YOUR GOAL
Write out the full set of records below exactly.

MATERIAL TO PROCESS
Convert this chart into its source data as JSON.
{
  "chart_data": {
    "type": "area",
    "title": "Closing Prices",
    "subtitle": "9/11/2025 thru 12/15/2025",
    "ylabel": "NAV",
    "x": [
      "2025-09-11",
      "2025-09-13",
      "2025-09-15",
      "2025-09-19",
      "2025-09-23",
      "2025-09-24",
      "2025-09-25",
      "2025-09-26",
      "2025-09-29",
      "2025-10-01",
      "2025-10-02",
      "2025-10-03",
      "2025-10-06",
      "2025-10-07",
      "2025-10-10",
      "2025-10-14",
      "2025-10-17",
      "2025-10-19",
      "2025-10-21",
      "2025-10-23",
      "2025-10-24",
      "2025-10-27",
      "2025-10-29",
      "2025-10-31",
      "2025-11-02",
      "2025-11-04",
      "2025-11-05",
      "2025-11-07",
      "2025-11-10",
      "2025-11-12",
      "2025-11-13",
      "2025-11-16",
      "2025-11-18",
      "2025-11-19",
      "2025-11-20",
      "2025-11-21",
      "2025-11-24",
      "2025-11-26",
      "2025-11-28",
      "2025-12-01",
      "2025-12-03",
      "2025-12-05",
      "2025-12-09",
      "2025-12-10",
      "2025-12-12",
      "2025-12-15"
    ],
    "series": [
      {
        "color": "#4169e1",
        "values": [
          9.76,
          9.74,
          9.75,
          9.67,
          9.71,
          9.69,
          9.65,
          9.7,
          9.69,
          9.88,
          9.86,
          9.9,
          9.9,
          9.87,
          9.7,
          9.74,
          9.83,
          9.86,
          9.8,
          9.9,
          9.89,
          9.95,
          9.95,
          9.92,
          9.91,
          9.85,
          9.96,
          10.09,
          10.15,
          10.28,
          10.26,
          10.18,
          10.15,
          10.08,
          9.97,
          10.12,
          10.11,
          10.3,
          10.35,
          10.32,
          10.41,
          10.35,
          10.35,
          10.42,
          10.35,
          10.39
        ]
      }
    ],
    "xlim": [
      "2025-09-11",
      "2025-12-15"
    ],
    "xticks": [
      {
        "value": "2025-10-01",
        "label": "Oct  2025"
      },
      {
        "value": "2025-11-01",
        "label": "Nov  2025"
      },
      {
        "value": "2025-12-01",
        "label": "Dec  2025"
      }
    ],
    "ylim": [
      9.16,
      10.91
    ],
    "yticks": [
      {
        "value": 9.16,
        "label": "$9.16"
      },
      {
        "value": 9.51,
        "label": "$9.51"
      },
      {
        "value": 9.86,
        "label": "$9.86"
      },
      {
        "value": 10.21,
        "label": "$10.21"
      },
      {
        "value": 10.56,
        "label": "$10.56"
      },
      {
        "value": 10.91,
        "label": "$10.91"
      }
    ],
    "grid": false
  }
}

THE SOLUTION
Convert this chart into its source data as JSON.
{
  "chart_data": {
    "type": "area",
    "title": "Closing Prices",
    "subtitle": "9/11/2025 thru 12/15/2025",
    "ylabel": "NAV",
    "x": [
      "2025-09-11",
      "2025-09-13",
      "2025-09-15",
      "2025-09-19",
      "2025-09-23",
      "2025-09-24",
      "2025-09-25",
      "2025-09-26",
      "2025-09-29",
      "2025-10-01",
      "2025-10-02",
      "2025-10-03",
      "2025-10-06",
      "2025-10-07",
      "2025-10-10",
      "2025-10-14",
      "2025-10-17",
      "2025-10-19",
      "2025-10-21",
      "2025-10-23",
      "2025-10-24",
      "2025-10-27",
      "2025-10-29",
      "2025-10-31",
      "2025-11-02",
      "2025-11-04",
      "2025-11-05",
      "2025-11-07",
      "2025-11-10",
      "2025-11-12",
      "2025-11-13",
      "2025-11-16",
      "2025-11-18",
      "2025-11-19",
      "2025-11-20",
      "2025-11-21",
      "2025-11-24",
      "2025-11-26",
      "2025-11-28",
      "2025-12-01",
      "2025-12-03",
      "2025-12-05",
      "2025-12-09",
      "2025-12-10",
      "2025-12-12",
      "2025-12-15"
    ],
    "series": [
      {
        "color": "#4169e1",
        "values": [
          9.76,
          9.74,
          9.75,
          9.67,
          9.71,
          9.69,
          9.65,
          9.7,
          9.69,
          9.88,
          9.86,
          9.9,
          9.9,
          9.87,
          9.7,
          9.74,
          9.83,
          9.86,
          9.8,
          9.9,
          9.89,
          9.95,
          9.95,
          9.92,
          9.91,
          9.85,
          9.96,
          10.09,
          10.15,
          10.28,
          10.26,
          10.18,
          10.15,
          10.08,
          9.97,
          10.12,
          10.11,
          10.3,
          10.35,
          10.32,
          10.41,
          10.35,
          10.35,
          10.42,
          10.35,
          10.39
        ]
      }
    ],
    "xlim": [
      "2025-09-11",
      "2025-12-15"
    ],
    "xticks": [
      {
        "value": "2025-10-01",
        "label": "Oct  2025"
      },
      {
        "value": "2025-11-01",
        "label": "Nov  2025"
      },
      {
        "value": "2025-12-01",
        "label": "Dec  2025"
      }
    ],
    "ylim": [
      9.16,
      10.91
    ],
    "yticks": [
      {
        "value": 9.16,
        "label": "$9.16"
      },
      {
        "value": 9.51,
        "label": "$9.51"
      },
      {
        "value": 9.86,
        "label": "$9.86"
      },
      {
        "value": 10.21,
        "label": "$10.21"
      },
      {
        "value": 10.56,
        "label": "$10.56"
      },
      {
        "value": 10.91,
        "label": "$10.91"
      }
    ],
    "grid": false
  }
}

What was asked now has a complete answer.